Begin Data listing
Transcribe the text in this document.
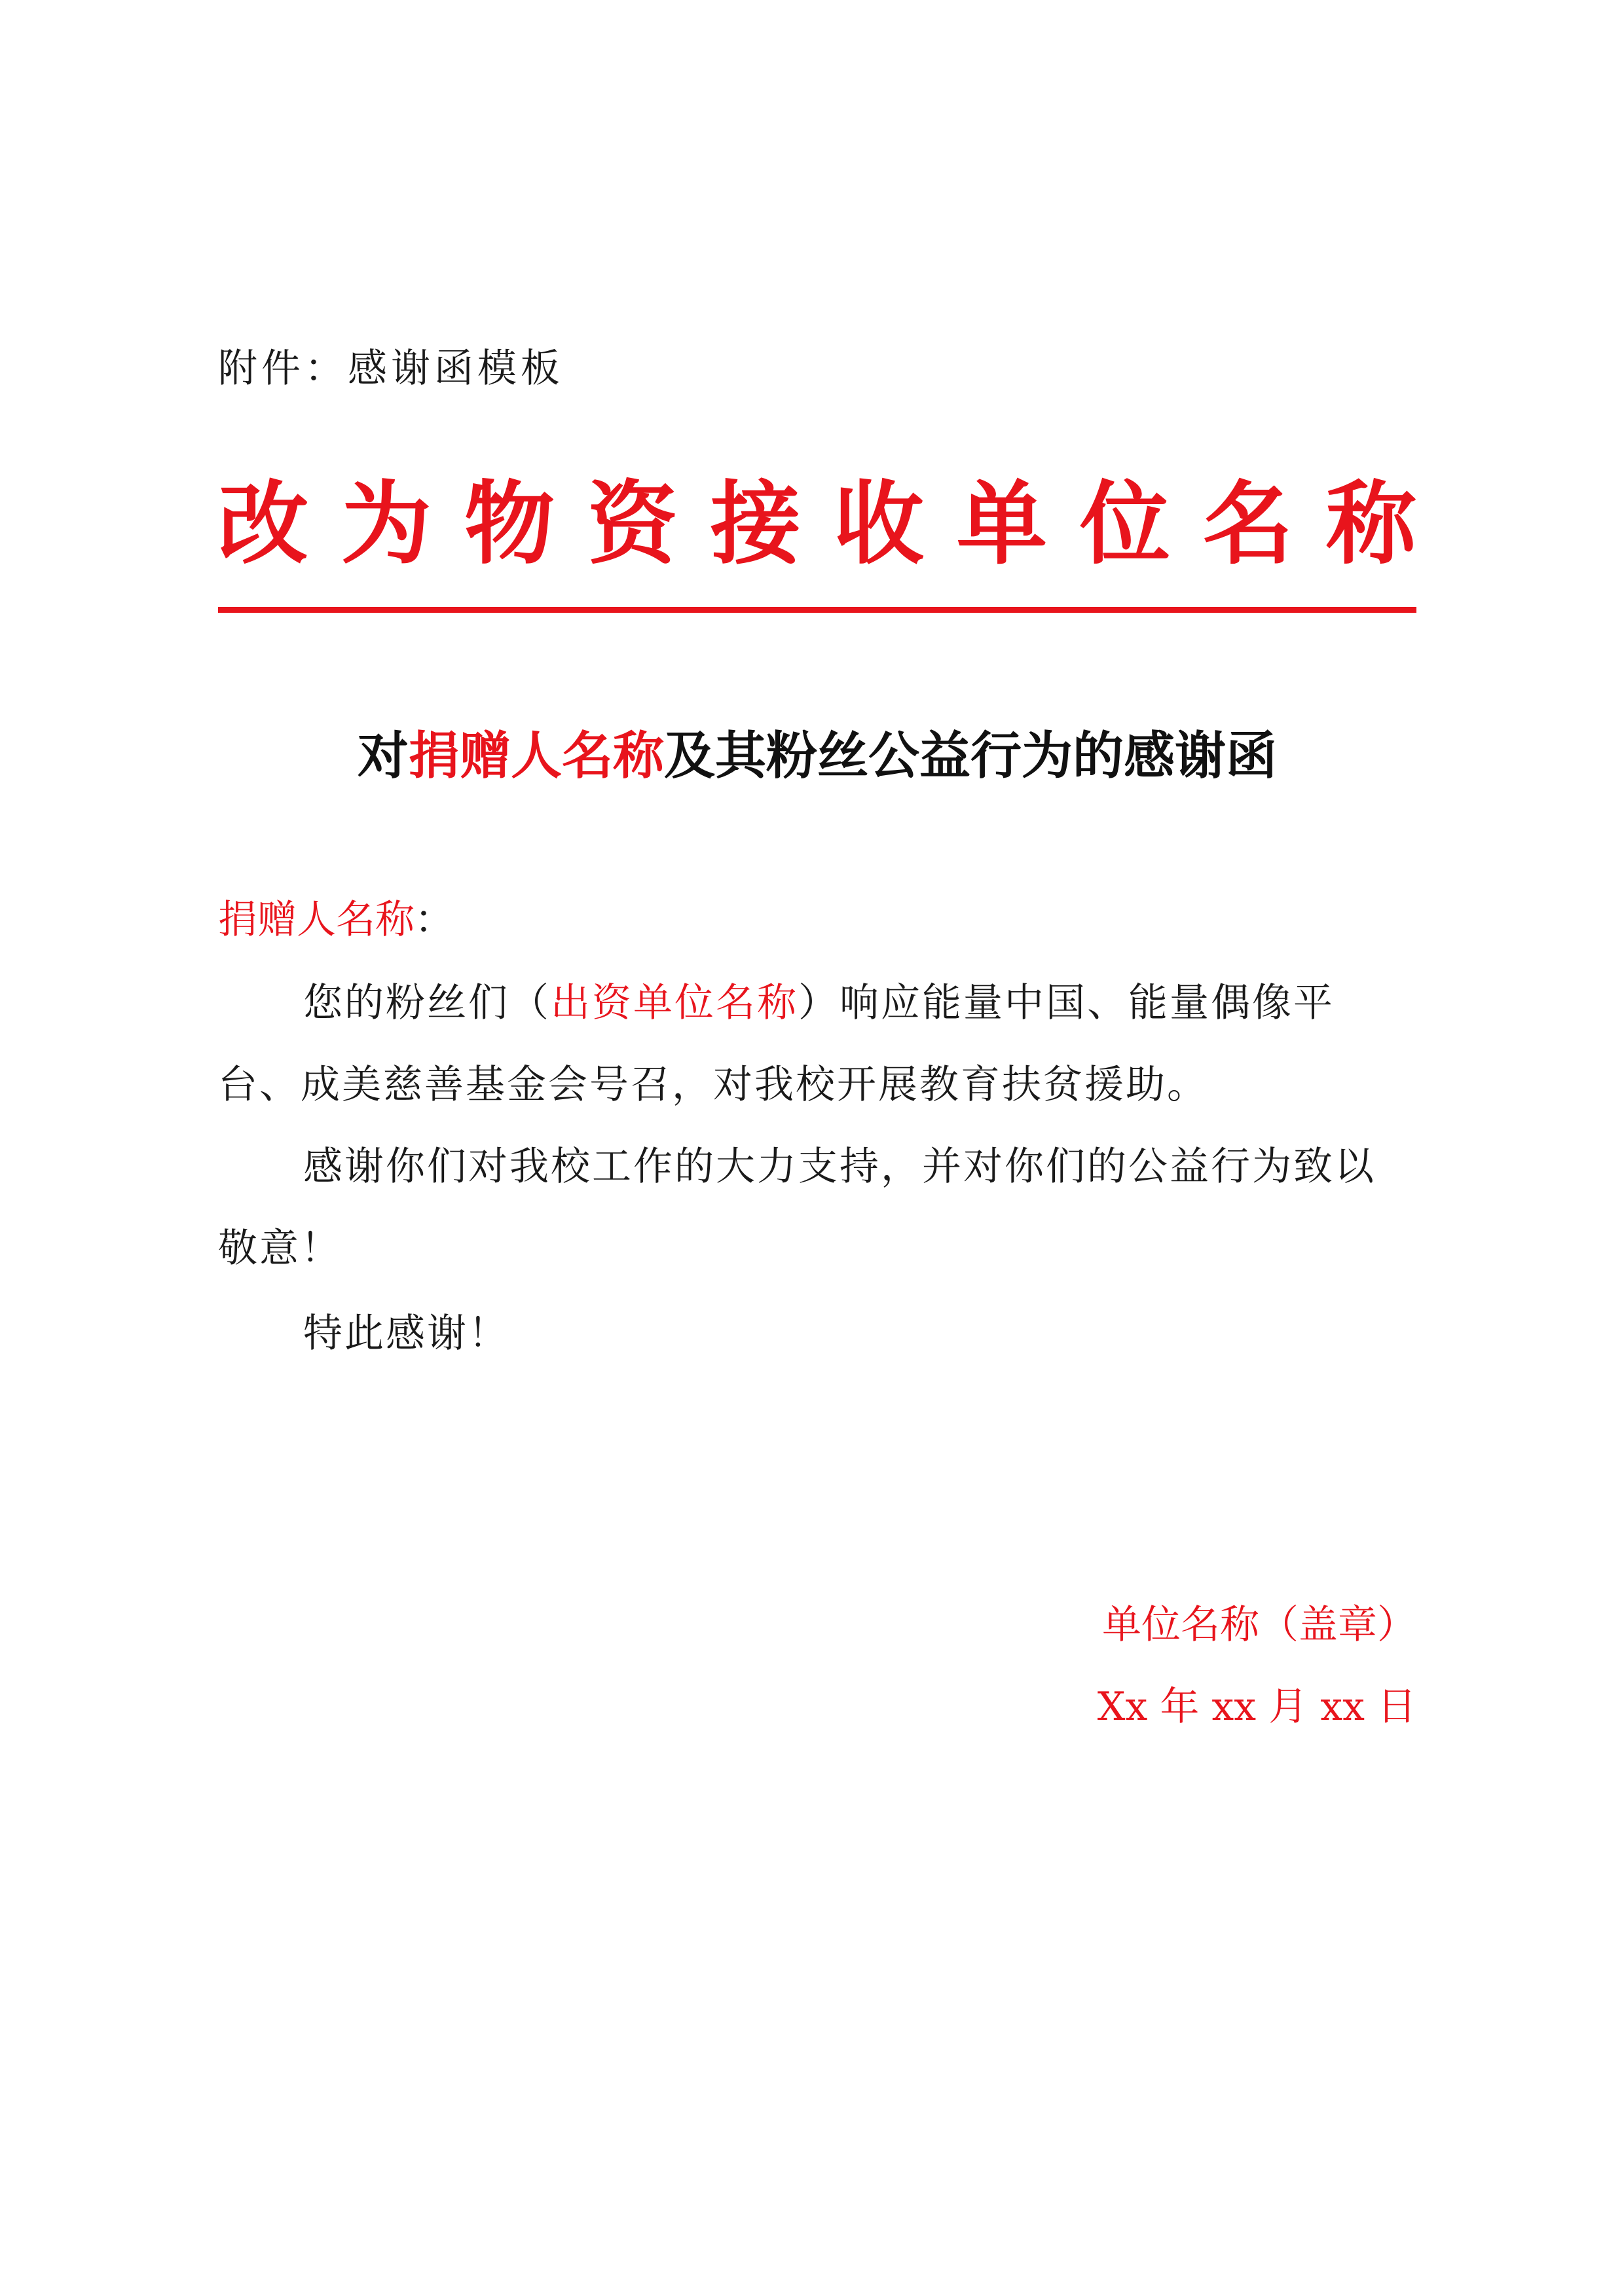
附件：感谢函模板
改 为 物 资 接 收 单 位 名 称
对捐赠人名称及其粉丝公益行为的感谢函
捐赠人名称：
您的粉丝们（出资单位名称）响应能量中国、能量偶像平台、成美慈善基金会号召，对我校开展教育扶贫援助。
感谢你们对我校工作的大力支持，并对你们的公益行为致以敬意！
特此感谢！
单位名称（盖章）
Xx 年 xx 月 xx 日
End Data listing
- Required work
Copy the data word for word. Pictures do not go in the copy.

- Solution
Transcribe the text in this document.
附件：感谢函模板
改 为 物 资 接 收 单 位 名 称
对捐赠人名称及其粉丝公益行为的感谢函
捐赠人名称：
您的粉丝们（出资单位名称）响应能量中国、能量偶像平台、成美慈善基金会号召，对我校开展教育扶贫援助。
感谢你们对我校工作的大力支持，并对你们的公益行为致以敬意！
特此感谢！
单位名称（盖章）
Xx 年 xx 月 xx 日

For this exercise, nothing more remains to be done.